*** SUPPLIED DATA
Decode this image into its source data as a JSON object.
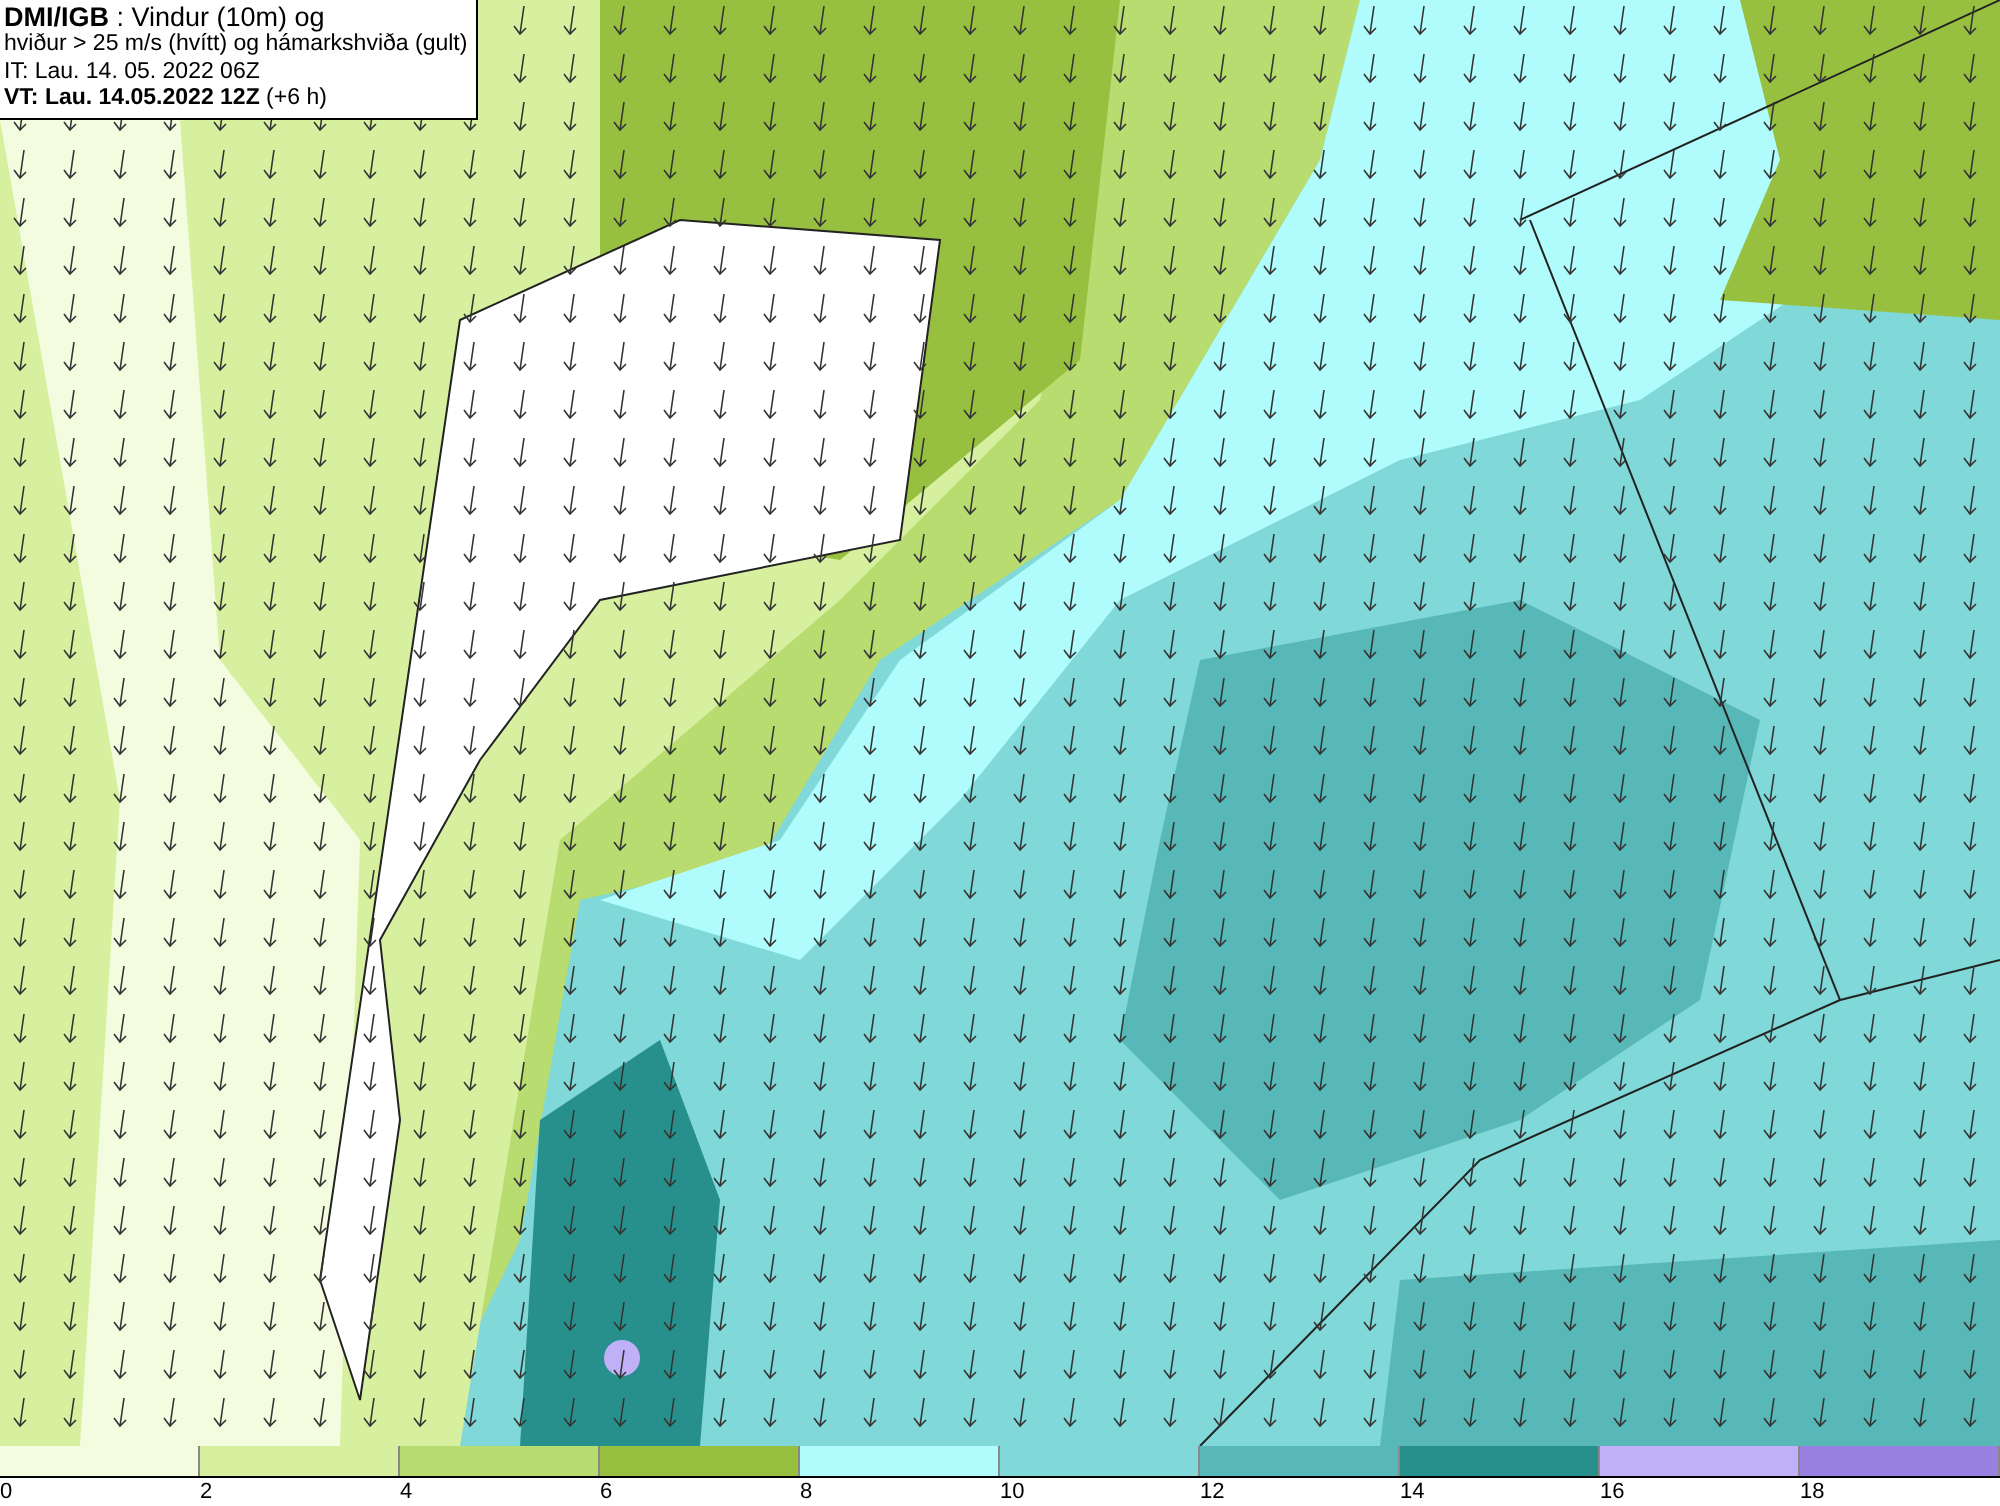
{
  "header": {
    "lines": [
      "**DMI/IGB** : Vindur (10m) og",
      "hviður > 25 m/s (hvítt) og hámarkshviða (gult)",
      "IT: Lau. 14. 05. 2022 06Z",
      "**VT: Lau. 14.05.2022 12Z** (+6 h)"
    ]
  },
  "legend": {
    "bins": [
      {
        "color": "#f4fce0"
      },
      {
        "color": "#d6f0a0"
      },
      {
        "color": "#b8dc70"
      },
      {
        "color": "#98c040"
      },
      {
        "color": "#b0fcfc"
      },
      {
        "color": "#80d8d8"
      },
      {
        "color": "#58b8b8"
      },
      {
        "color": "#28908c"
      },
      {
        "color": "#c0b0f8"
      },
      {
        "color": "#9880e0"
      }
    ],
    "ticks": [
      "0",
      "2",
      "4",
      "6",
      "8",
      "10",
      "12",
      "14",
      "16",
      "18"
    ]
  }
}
******
* EXERCISE INSTRUCTIONS *
Write out the listing word for word, omitting the pictures it holds.

* TASK SOLUTION *
Decode this image into its source data as a JSON object.
{
  "header": {
    "lines": [
      "**DMI/IGB** : Vindur (10m) og",
      "hviður > 25 m/s (hvítt) og hámarkshviða (gult)",
      "IT: Lau. 14. 05. 2022 06Z",
      "**VT: Lau. 14.05.2022 12Z** (+6 h)"
    ]
  },
  "legend": {
    "bins": [
      {
        "color": "#f4fce0"
      },
      {
        "color": "#d6f0a0"
      },
      {
        "color": "#b8dc70"
      },
      {
        "color": "#98c040"
      },
      {
        "color": "#b0fcfc"
      },
      {
        "color": "#80d8d8"
      },
      {
        "color": "#58b8b8"
      },
      {
        "color": "#28908c"
      },
      {
        "color": "#c0b0f8"
      },
      {
        "color": "#9880e0"
      }
    ],
    "ticks": [
      "0",
      "2",
      "4",
      "6",
      "8",
      "10",
      "12",
      "14",
      "16",
      "18"
    ]
  }
}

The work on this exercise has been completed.